──────── DATA ROWS ────────

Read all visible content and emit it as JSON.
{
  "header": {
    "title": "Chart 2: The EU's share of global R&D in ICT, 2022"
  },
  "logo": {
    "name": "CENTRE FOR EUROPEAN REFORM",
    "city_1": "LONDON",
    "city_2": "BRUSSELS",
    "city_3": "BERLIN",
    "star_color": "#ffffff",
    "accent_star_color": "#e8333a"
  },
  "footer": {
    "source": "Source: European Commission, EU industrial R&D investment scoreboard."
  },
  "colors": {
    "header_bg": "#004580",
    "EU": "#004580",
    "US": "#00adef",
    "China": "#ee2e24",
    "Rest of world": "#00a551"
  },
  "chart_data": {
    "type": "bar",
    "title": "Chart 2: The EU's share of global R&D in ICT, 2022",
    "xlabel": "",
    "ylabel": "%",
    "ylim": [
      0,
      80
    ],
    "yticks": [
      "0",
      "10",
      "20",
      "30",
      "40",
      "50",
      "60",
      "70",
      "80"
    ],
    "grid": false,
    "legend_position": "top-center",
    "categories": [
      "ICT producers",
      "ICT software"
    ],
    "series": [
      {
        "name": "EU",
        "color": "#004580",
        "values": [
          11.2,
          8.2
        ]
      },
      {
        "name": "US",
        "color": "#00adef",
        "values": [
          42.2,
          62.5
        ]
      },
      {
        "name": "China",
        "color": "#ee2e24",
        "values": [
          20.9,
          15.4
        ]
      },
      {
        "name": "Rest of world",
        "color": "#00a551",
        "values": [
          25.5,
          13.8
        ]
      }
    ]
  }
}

────────

## PROBLEM TO WORK ON
All of the material must be reproduced exactly.

## SOLVED EXERCISE
Read all visible content and emit it as JSON.
{
  "header": {
    "title": "Chart 2: The EU's share of global R&D in ICT, 2022"
  },
  "logo": {
    "name": "CENTRE FOR EUROPEAN REFORM",
    "city_1": "LONDON",
    "city_2": "BRUSSELS",
    "city_3": "BERLIN",
    "star_color": "#ffffff",
    "accent_star_color": "#e8333a"
  },
  "footer": {
    "source": "Source: European Commission, EU industrial R&D investment scoreboard."
  },
  "colors": {
    "header_bg": "#004580",
    "EU": "#004580",
    "US": "#00adef",
    "China": "#ee2e24",
    "Rest of world": "#00a551"
  },
  "chart_data": {
    "type": "bar",
    "title": "Chart 2: The EU's share of global R&D in ICT, 2022",
    "xlabel": "",
    "ylabel": "%",
    "ylim": [
      0,
      80
    ],
    "yticks": [
      "0",
      "10",
      "20",
      "30",
      "40",
      "50",
      "60",
      "70",
      "80"
    ],
    "grid": false,
    "legend_position": "top-center",
    "categories": [
      "ICT producers",
      "ICT software"
    ],
    "series": [
      {
        "name": "EU",
        "color": "#004580",
        "values": [
          11.2,
          8.2
        ]
      },
      {
        "name": "US",
        "color": "#00adef",
        "values": [
          42.2,
          62.5
        ]
      },
      {
        "name": "China",
        "color": "#ee2e24",
        "values": [
          20.9,
          15.4
        ]
      },
      {
        "name": "Rest of world",
        "color": "#00a551",
        "values": [
          25.5,
          13.8
        ]
      }
    ]
  }
}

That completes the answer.